## To be done
Search the material below for the word "true". Copy every line that has it.

## Given data
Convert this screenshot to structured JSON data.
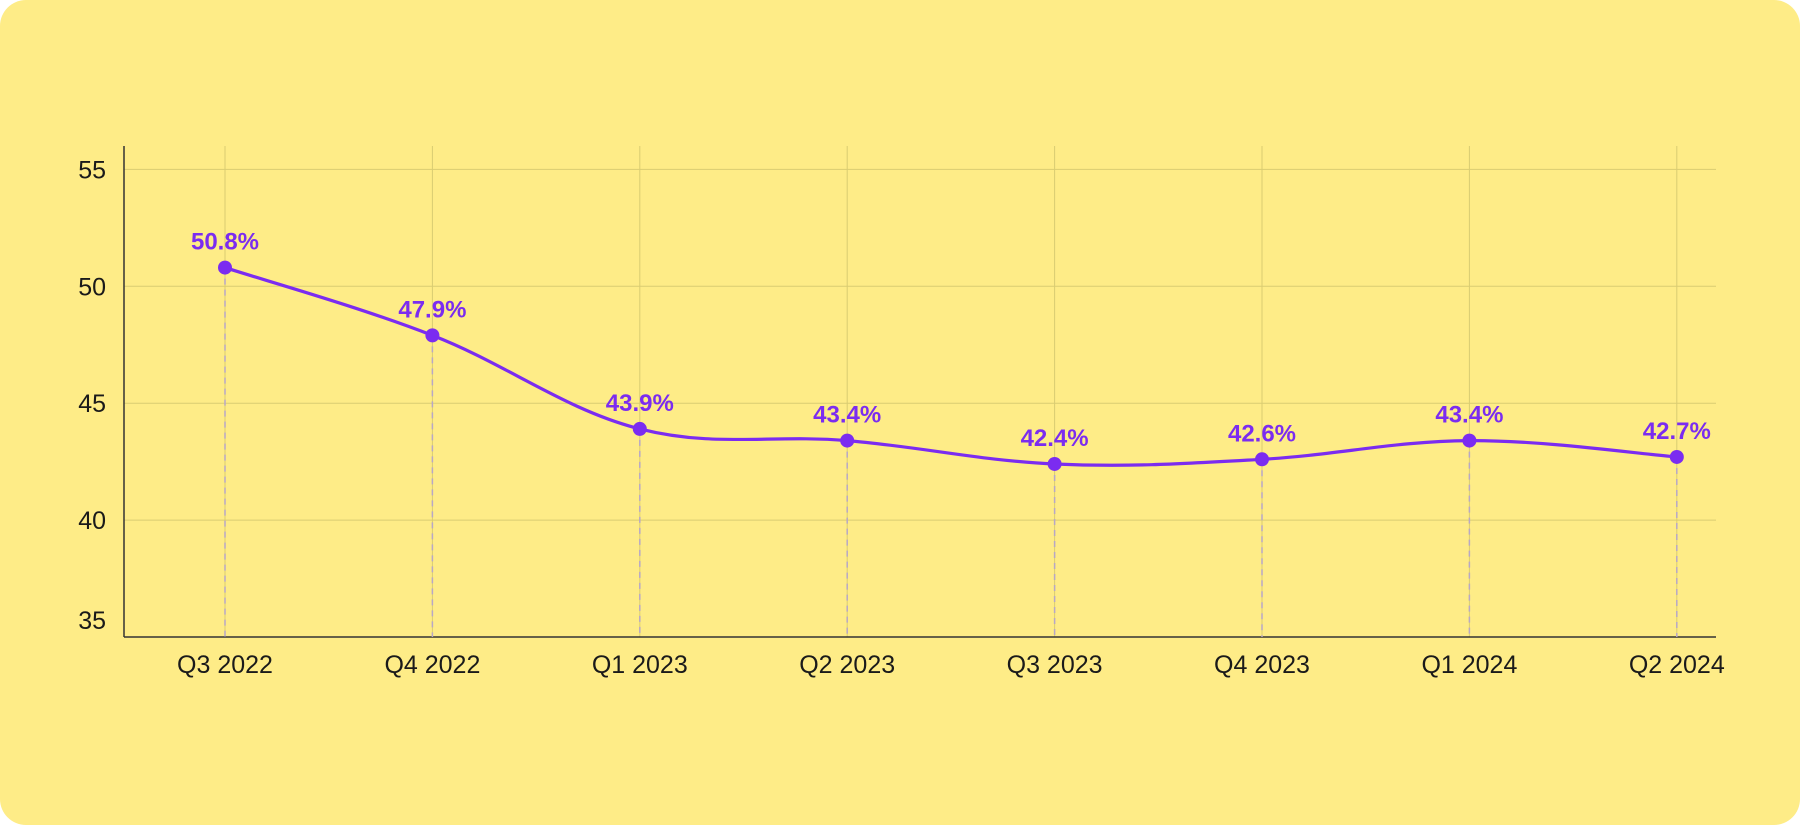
{
  "theme": {
    "background": "#feec87",
    "accent": "#7b2cf0",
    "axis": "#333333",
    "grid": "#d9cc72",
    "dropline": "#b7a7c7"
  },
  "chart_data": {
    "type": "line",
    "categories": [
      "Q3 2022",
      "Q4 2022",
      "Q1 2023",
      "Q2 2023",
      "Q3 2023",
      "Q4 2023",
      "Q1 2024",
      "Q2 2024"
    ],
    "series": [
      {
        "values": [
          50.8,
          47.9,
          43.9,
          43.4,
          42.4,
          42.6,
          43.4,
          42.7
        ],
        "labels": [
          "50.8%",
          "47.9%",
          "43.9%",
          "43.4%",
          "42.4%",
          "42.6%",
          "43.4%",
          "42.7%"
        ]
      }
    ],
    "ylim": [
      35,
      56
    ],
    "yticks": [
      35,
      40,
      45,
      50,
      55
    ],
    "smooth": true,
    "grid": true,
    "droplines": true,
    "legend": "none"
  }
}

## Answer for the task
    "smooth": true,
    "grid": true,
    "droplines": true,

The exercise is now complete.